TASK ITEM: Pull each line holding "text" out of the entries below.

━━ SOURCE MATERIAL

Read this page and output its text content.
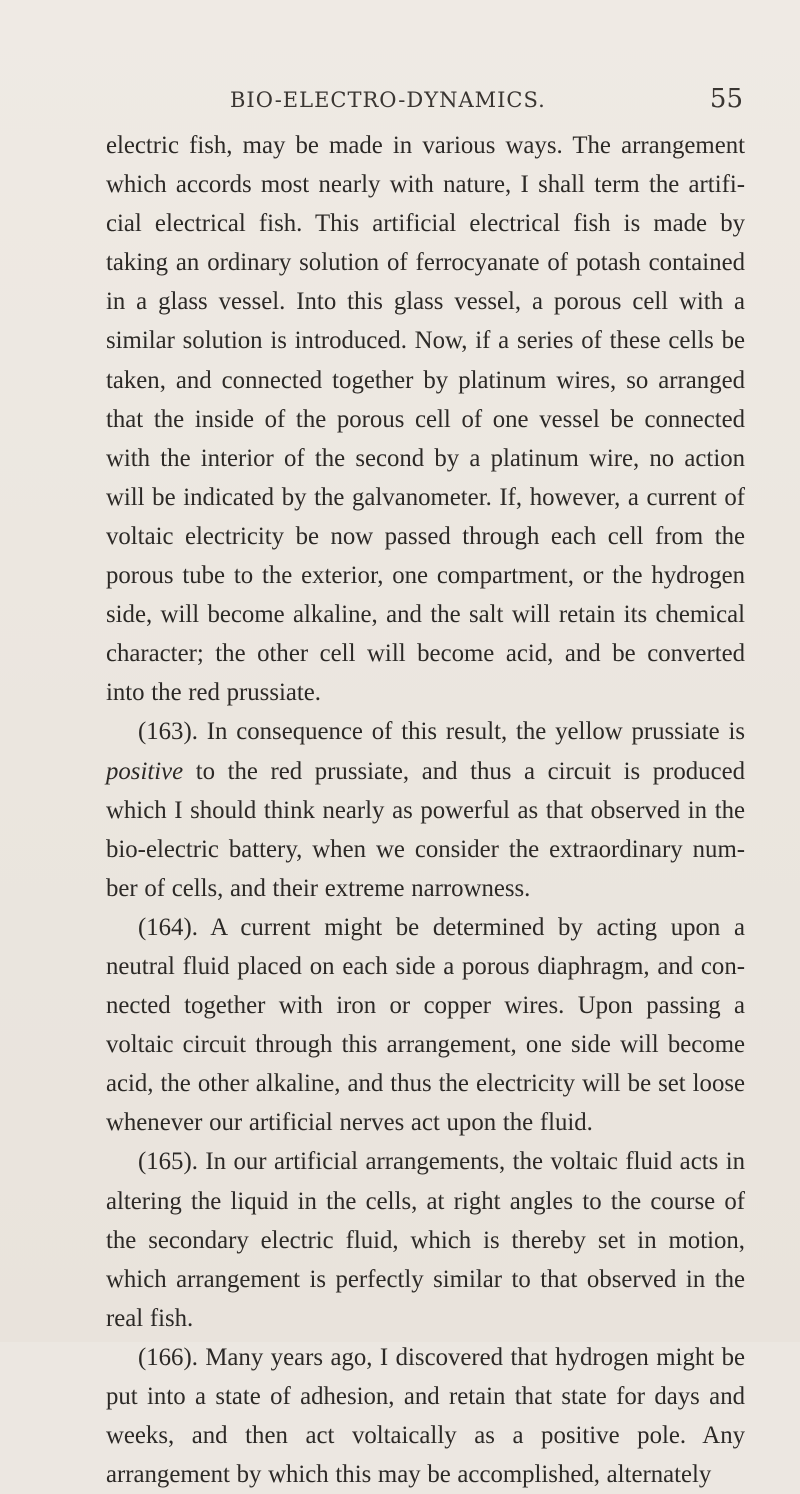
BIO-ELECTRO-DYNAMICS.	55

electric fish, may be made in various ways. The arrangement which accords most nearly with nature, I shall term the artifi-cial electrical fish. This artificial electrical fish is made by taking an ordinary solution of ferrocyanate of potash contained in a glass vessel. Into this glass vessel, a porous cell with a similar solution is introduced. Now, if a series of these cells be taken, and connected together by platinum wires, so arranged that the inside of the porous cell of one vessel be connected with the interior of the second by a platinum wire, no action will be indicated by the galvanometer. If, however, a current of voltaic electricity be now passed through each cell from the porous tube to the exterior, one compartment, or the hydrogen side, will become alkaline, and the salt will retain its chemical character; the other cell will become acid, and be converted into the red prussiate.

(163). In consequence of this result, the yellow prussiate is positive to the red prussiate, and thus a circuit is produced which I should think nearly as powerful as that observed in the bio-electric battery, when we consider the extraordinary num-ber of cells, and their extreme narrowness.

(164). A current might be determined by acting upon a neutral fluid placed on each side a porous diaphragm, and con-nected together with iron or copper wires. Upon passing a voltaic circuit through this arrangement, one side will become acid, the other alkaline, and thus the electricity will be set loose whenever our artificial nerves act upon the fluid.

(165). In our artificial arrangements, the voltaic fluid acts in altering the liquid in the cells, at right angles to the course of the secondary electric fluid, which is thereby set in motion, which arrangement is perfectly similar to that observed in the real fish.

(166). Many years ago, I discovered that hydrogen might be put into a state of adhesion, and retain that state for days and weeks, and then act voltaically as a positive pole. Any arrangement by which this may be accomplished, alternately
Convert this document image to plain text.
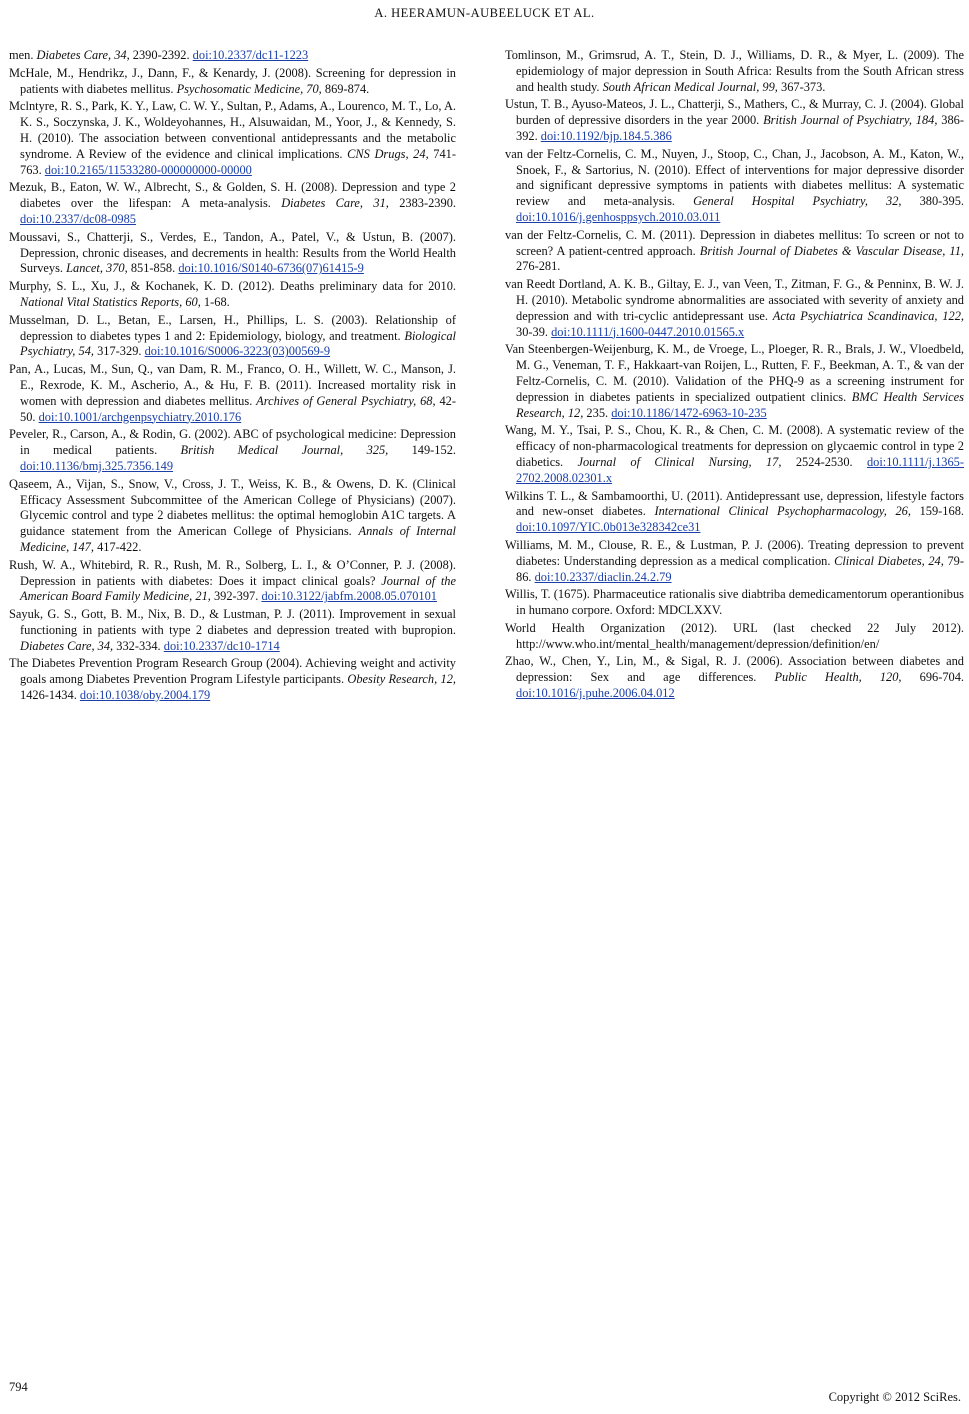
A. HEERAMUN-AUBEELUCK ET AL.

men. Diabetes Care, 34, 2390-2392. doi:10.2337/dc11-1223

McHale, M., Hendrikz, J., Dann, F., & Kenardy, J. (2008). Screening for depression in patients with diabetes mellitus. Psychosomatic Medicine, 70, 869-874.

Mclntyre, R. S., Park, K. Y., Law, C. W. Y., Sultan, P., Adams, A., Lourenco, M. T., Lo, A. K. S., Soczynska, J. K., Woldeyohannes, H., Alsuwaidan, M., Yoor, J., & Kennedy, S. H. (2010). The association between conventional antidepressants and the metabolic syndrome. A Review of the evidence and clinical implications. CNS Drugs, 24, 741-763. doi:10.2165/11533280-000000000-00000

Mezuk, B., Eaton, W. W., Albrecht, S., & Golden, S. H. (2008). Depression and type 2 diabetes over the lifespan: A meta-analysis. Diabetes Care, 31, 2383-2390. doi:10.2337/dc08-0985

Moussavi, S., Chatterji, S., Verdes, E., Tandon, A., Patel, V., & Ustun, B. (2007). Depression, chronic diseases, and decrements in health: Results from the World Health Surveys. Lancet, 370, 851-858. doi:10.1016/S0140-6736(07)61415-9

Murphy, S. L., Xu, J., & Kochanek, K. D. (2012). Deaths preliminary data for 2010. National Vital Statistics Reports, 60, 1-68.

Musselman, D. L., Betan, E., Larsen, H., Phillips, L. S. (2003). Relationship of depression to diabetes types 1 and 2: Epidemiology, biology, and treatment. Biological Psychiatry, 54, 317-329. doi:10.1016/S0006-3223(03)00569-9

Pan, A., Lucas, M., Sun, Q., van Dam, R. M., Franco, O. H., Willett, W. C., Manson, J. E., Rexrode, K. M., Ascherio, A., & Hu, F. B. (2011). Increased mortality risk in women with depression and diabetes mellitus. Archives of General Psychiatry, 68, 42-50. doi:10.1001/archgenpsychiatry.2010.176

Peveler, R., Carson, A., & Rodin, G. (2002). ABC of psychological medicine: Depression in medical patients. British Medical Journal, 325, 149-152. doi:10.1136/bmj.325.7356.149

Qaseem, A., Vijan, S., Snow, V., Cross, J. T., Weiss, K. B., & Owens, D. K. (Clinical Efficacy Assessment Subcommittee of the American College of Physicians) (2007). Glycemic control and type 2 diabetes mellitus: the optimal hemoglobin A1C targets. A guidance statement from the American College of Physicians. Annals of Internal Medicine, 147, 417-422.

Rush, W. A., Whitebird, R. R., Rush, M. R., Solberg, L. I., & O’Conner, P. J. (2008). Depression in patients with diabetes: Does it impact clinical goals? Journal of the American Board Family Medicine, 21, 392-397. doi:10.3122/jabfm.2008.05.070101

Sayuk, G. S., Gott, B. M., Nix, B. D., & Lustman, P. J. (2011). Improvement in sexual functioning in patients with type 2 diabetes and depression treated with bupropion. Diabetes Care, 34, 332-334. doi:10.2337/dc10-1714

The Diabetes Prevention Program Research Group (2004). Achieving weight and activity goals among Diabetes Prevention Program Lifestyle participants. Obesity Research, 12, 1426-1434. doi:10.1038/oby.2004.179

Tomlinson, M., Grimsrud, A. T., Stein, D. J., Williams, D. R., & Myer, L. (2009). The epidemiology of major depression in South Africa: Results from the South African stress and health study. South African Medical Journal, 99, 367-373.

Ustun, T. B., Ayuso-Mateos, J. L., Chatterji, S., Mathers, C., & Murray, C. J. (2004). Global burden of depressive disorders in the year 2000. British Journal of Psychiatry, 184, 386-392. doi:10.1192/bjp.184.5.386

van der Feltz-Cornelis, C. M., Nuyen, J., Stoop, C., Chan, J., Jacobson, A. M., Katon, W., Snoek, F., & Sartorius, N. (2010). Effect of interventions for major depressive disorder and significant depressive symptoms in patients with diabetes mellitus: A systematic review and meta-analysis. General Hospital Psychiatry, 32, 380-395. doi:10.1016/j.genhosppsych.2010.03.011

van der Feltz-Cornelis, C. M. (2011). Depression in diabetes mellitus: To screen or not to screen? A patient-centred approach. British Journal of Diabetes & Vascular Disease, 11, 276-281.

van Reedt Dortland, A. K. B., Giltay, E. J., van Veen, T., Zitman, F. G., & Penninx, B. W. J. H. (2010). Metabolic syndrome abnormalities are associated with severity of anxiety and depression and with tri-cyclic antidepressant use. Acta Psychiatrica Scandinavica, 122, 30-39. doi:10.1111/j.1600-0447.2010.01565.x

Van Steenbergen-Weijenburg, K. M., de Vroege, L., Ploeger, R. R., Brals, J. W., Vloedbeld, M. G., Veneman, T. F., Hakkaart-van Roijen, L., Rutten, F. F., Beekman, A. T., & van der Feltz-Cornelis, C. M. (2010). Validation of the PHQ-9 as a screening instrument for depression in diabetes patients in specialized outpatient clinics. BMC Health Services Research, 12, 235. doi:10.1186/1472-6963-10-235

Wang, M. Y., Tsai, P. S., Chou, K. R., & Chen, C. M. (2008). A systematic review of the efficacy of non-pharmacological treatments for depression on glycaemic control in type 2 diabetics. Journal of Clinical Nursing, 17, 2524-2530. doi:10.1111/j.1365-2702.2008.02301.x

Wilkins T. L., & Sambamoorthi, U. (2011). Antidepressant use, depression, lifestyle factors and new-onset diabetes. International Clinical Psychopharmacology, 26, 159-168. doi:10.1097/YIC.0b013e328342ce31

Williams, M. M., Clouse, R. E., & Lustman, P. J. (2006). Treating depression to prevent diabetes: Understanding depression as a medical complication. Clinical Diabetes, 24, 79-86. doi:10.2337/diaclin.24.2.79

Willis, T. (1675). Pharmaceutice rationalis sive diabtriba demedicamentorum operantionibus in humano corpore. Oxford: MDCLXXV.

World Health Organization (2012). URL (last checked 22 July 2012). http://www.who.int/mental_health/management/depression/definition/en/

Zhao, W., Chen, Y., Lin, M., & Sigal, R. J. (2006). Association between diabetes and depression: Sex and age differences. Public Health, 120, 696-704. doi:10.1016/j.puhe.2006.04.012

794
Copyright © 2012 SciRes.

━━━━

YOUR RESPONSE:
Read this page and output its text content.
Convert this document image to plain text.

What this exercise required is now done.